%%

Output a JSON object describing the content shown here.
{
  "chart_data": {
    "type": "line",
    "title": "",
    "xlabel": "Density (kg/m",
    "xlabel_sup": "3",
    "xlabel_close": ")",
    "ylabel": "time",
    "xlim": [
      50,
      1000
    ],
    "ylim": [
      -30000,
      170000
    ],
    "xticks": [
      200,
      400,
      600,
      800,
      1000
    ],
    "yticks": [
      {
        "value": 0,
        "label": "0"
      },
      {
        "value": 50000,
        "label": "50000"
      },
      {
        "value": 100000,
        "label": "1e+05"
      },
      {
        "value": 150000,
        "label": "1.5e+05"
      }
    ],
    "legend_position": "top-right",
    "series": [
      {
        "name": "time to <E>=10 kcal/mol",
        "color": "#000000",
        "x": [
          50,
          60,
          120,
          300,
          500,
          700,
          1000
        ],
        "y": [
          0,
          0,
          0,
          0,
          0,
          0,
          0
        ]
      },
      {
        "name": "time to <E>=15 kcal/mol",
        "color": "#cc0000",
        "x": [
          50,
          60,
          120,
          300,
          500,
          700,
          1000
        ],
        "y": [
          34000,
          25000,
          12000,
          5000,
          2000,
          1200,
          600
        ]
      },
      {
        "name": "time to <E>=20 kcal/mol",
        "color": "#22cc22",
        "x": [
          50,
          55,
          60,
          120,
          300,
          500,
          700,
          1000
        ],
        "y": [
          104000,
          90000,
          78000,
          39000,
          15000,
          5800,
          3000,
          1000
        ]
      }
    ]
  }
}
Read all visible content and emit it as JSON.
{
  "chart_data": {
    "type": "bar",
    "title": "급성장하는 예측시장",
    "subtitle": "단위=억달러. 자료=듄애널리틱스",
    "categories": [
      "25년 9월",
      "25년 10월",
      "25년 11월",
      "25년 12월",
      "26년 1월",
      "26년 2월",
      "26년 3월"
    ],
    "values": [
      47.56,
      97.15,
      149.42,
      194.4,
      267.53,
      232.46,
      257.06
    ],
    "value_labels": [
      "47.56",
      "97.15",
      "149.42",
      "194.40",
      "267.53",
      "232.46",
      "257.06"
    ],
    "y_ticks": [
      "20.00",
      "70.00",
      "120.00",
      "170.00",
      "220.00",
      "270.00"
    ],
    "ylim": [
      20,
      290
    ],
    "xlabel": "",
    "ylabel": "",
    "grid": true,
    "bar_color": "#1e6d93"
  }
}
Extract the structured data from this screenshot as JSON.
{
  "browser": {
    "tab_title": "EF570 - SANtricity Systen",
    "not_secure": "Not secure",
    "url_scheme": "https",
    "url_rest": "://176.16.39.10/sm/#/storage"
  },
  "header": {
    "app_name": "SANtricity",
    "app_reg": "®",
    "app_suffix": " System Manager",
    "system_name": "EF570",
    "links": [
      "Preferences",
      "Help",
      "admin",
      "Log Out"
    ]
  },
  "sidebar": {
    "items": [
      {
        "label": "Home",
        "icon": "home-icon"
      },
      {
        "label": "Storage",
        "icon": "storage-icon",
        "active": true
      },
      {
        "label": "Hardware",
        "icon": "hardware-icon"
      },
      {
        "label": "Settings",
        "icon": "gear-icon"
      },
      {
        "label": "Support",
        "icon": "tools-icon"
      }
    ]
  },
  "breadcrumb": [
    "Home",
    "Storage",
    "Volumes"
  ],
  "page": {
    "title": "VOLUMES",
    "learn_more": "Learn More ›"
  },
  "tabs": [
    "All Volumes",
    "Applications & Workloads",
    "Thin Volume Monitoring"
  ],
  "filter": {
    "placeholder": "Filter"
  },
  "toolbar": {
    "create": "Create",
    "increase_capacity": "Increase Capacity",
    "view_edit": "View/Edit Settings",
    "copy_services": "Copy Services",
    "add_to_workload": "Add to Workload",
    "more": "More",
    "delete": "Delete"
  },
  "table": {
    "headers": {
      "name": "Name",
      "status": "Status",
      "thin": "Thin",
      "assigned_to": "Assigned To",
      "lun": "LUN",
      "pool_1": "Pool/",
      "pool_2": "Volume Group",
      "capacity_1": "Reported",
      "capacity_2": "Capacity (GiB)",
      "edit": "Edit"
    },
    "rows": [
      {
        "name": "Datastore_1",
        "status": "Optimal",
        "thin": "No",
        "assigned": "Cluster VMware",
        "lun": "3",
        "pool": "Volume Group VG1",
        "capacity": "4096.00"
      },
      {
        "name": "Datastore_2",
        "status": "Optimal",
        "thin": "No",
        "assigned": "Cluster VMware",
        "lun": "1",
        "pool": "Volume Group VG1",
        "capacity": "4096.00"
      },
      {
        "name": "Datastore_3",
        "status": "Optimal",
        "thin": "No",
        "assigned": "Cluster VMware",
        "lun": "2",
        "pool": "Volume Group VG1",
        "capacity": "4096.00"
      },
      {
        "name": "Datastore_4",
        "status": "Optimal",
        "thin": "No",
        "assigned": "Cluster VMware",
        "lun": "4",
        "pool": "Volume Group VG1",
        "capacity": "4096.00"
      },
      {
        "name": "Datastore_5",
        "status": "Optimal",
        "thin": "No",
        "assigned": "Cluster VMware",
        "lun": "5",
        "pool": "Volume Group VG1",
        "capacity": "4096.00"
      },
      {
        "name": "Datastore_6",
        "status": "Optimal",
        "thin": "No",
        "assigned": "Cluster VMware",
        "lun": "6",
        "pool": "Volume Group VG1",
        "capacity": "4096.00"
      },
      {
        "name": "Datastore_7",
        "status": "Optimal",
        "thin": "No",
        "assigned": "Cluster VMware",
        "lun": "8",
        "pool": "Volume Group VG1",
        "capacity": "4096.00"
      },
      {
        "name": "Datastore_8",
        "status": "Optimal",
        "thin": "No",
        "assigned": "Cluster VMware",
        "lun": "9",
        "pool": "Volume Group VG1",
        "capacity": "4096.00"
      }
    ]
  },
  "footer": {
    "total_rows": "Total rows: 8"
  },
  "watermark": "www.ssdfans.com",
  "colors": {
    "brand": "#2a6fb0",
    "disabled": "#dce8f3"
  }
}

%%

* What you need to do *
Find how many lines of the listing include the string "icon" and give that number, nothing else.

* Result for this task *
5